Material for this exercise:
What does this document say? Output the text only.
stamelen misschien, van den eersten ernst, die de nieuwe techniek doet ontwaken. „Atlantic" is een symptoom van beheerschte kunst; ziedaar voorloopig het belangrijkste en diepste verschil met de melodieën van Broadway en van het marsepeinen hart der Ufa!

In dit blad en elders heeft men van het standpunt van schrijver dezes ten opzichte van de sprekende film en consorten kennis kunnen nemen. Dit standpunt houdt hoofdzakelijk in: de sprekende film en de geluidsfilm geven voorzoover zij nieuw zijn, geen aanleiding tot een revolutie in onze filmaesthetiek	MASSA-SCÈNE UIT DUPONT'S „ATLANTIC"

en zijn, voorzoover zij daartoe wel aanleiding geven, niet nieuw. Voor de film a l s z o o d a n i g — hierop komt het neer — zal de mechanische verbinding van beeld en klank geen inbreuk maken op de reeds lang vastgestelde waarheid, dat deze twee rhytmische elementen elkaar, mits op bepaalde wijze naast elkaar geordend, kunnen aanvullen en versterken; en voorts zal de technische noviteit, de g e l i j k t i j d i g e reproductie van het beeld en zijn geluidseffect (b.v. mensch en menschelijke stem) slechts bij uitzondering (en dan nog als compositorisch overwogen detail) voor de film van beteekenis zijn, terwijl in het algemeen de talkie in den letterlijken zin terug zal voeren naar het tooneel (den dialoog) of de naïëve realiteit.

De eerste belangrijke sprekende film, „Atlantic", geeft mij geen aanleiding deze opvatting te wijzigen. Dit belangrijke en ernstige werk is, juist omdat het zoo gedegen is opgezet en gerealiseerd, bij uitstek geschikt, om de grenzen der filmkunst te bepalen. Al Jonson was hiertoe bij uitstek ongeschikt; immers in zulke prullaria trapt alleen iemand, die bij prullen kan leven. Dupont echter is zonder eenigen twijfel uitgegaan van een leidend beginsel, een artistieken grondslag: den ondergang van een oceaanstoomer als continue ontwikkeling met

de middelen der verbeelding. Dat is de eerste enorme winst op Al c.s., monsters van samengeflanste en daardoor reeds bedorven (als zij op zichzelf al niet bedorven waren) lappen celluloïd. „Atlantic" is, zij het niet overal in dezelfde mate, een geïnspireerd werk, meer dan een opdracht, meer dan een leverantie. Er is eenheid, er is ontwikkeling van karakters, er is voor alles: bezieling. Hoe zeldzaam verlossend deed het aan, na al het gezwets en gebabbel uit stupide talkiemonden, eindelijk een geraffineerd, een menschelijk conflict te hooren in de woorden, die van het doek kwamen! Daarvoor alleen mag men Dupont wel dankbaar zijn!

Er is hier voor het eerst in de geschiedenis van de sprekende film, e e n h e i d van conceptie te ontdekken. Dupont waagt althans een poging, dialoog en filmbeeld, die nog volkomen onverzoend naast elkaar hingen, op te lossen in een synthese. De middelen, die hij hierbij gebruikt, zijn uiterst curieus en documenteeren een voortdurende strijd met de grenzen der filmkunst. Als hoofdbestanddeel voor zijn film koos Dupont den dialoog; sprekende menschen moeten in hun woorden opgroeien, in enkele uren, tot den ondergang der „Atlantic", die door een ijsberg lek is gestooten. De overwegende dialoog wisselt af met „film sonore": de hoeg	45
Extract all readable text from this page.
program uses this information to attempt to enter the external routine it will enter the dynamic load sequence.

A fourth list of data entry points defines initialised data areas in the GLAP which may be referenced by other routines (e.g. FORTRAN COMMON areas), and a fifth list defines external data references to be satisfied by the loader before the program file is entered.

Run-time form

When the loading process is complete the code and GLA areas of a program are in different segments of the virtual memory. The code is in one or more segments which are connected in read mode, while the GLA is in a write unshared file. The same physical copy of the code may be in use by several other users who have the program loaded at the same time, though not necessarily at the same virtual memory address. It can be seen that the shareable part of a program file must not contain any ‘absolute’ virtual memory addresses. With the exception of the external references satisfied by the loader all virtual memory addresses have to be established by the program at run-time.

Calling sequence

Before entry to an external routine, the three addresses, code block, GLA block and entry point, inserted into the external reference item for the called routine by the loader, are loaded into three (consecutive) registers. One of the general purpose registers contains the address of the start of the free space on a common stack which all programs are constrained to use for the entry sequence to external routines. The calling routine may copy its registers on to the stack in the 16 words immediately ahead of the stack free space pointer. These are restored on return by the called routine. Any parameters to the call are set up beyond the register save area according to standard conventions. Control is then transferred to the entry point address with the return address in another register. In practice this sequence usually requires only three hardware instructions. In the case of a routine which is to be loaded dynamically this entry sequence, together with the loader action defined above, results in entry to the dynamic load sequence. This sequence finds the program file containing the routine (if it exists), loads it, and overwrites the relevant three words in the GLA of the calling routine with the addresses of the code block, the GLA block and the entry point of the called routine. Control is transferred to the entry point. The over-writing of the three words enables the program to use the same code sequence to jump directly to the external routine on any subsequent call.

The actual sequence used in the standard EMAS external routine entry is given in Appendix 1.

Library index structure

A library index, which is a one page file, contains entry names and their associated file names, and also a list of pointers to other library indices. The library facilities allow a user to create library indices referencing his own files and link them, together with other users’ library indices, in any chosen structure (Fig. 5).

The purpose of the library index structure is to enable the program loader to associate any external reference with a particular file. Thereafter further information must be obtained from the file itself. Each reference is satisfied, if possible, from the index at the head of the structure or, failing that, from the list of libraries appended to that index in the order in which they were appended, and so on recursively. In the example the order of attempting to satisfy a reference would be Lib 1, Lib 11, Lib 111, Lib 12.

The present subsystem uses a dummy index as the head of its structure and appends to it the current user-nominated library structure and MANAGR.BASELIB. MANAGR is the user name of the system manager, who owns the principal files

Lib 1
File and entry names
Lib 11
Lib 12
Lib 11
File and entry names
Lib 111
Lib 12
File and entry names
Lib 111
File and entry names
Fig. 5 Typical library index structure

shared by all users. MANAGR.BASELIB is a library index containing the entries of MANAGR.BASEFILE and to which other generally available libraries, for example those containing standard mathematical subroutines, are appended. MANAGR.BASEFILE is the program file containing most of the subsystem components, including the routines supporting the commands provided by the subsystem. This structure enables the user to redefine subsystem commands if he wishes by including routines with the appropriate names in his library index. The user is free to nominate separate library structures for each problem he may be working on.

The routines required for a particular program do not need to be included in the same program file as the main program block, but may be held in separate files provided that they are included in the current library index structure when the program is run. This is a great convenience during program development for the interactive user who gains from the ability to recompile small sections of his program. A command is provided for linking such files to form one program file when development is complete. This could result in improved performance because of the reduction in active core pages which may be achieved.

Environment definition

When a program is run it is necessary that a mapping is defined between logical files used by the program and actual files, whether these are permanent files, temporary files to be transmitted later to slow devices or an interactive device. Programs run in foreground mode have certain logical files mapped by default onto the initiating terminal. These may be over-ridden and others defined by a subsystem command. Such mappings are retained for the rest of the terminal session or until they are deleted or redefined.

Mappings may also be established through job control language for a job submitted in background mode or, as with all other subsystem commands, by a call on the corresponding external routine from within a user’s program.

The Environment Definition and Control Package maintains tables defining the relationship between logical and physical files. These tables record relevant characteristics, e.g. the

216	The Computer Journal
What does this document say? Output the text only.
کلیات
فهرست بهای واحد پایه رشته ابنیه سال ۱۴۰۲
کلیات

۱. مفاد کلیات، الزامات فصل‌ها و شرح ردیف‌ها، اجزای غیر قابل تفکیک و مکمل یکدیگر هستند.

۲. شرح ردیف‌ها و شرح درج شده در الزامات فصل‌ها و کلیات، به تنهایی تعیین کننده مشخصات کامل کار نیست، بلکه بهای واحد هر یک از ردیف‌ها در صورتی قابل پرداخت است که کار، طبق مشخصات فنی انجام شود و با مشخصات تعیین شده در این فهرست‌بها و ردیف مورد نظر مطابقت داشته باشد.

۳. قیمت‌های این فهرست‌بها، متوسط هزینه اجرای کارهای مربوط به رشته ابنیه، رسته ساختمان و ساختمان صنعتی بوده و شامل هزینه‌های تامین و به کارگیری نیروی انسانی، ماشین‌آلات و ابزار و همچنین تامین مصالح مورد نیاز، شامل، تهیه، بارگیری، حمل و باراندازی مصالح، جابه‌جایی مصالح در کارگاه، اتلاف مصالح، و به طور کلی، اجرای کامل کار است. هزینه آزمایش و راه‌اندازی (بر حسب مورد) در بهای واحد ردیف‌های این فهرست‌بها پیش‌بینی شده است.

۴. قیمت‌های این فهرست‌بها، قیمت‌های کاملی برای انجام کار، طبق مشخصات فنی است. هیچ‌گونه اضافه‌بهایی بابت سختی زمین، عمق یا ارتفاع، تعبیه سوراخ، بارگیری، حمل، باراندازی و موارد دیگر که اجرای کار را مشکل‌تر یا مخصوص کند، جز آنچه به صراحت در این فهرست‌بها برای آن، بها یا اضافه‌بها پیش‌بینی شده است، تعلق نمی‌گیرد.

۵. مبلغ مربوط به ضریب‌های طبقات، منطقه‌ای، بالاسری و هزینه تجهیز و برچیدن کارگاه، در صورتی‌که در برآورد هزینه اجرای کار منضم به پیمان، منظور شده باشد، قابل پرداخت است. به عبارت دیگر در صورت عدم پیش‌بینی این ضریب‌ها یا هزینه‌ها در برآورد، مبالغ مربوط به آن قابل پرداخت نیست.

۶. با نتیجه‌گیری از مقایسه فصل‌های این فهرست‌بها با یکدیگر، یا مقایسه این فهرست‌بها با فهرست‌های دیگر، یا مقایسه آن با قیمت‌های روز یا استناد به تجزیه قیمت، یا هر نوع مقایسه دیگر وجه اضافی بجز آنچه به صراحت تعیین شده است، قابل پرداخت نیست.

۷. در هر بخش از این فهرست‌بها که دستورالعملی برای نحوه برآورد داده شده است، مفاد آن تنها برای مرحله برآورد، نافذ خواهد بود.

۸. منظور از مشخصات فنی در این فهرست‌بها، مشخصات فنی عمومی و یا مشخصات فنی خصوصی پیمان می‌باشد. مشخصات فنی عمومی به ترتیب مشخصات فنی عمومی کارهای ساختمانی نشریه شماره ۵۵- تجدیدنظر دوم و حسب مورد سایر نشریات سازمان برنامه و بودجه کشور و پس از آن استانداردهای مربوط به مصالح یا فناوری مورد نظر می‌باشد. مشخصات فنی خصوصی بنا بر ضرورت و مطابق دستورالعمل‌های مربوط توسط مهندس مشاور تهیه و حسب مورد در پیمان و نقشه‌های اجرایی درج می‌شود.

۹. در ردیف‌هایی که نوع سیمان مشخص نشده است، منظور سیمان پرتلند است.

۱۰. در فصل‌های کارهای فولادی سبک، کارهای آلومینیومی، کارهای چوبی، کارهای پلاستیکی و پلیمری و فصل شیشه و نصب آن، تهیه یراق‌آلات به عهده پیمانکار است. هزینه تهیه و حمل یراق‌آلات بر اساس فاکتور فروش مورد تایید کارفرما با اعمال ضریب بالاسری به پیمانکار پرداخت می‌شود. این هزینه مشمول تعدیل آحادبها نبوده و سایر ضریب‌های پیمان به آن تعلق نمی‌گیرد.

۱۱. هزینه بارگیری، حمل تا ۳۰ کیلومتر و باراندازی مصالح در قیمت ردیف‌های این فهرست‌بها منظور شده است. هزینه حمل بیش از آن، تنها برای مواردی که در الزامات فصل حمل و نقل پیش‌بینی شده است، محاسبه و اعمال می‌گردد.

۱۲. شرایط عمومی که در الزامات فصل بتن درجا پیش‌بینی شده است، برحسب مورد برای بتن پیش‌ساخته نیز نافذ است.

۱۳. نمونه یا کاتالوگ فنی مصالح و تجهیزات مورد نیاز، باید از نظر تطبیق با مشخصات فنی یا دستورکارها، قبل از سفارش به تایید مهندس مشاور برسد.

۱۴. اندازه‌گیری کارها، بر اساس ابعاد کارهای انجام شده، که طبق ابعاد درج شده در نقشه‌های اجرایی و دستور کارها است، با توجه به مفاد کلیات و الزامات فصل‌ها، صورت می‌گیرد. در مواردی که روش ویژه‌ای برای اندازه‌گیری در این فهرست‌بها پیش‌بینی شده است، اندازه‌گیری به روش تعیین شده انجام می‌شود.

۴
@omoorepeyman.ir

Stated goal:
Tally the lines above that contain the word "مفاد", and reply with only the number.

Exercise output:
3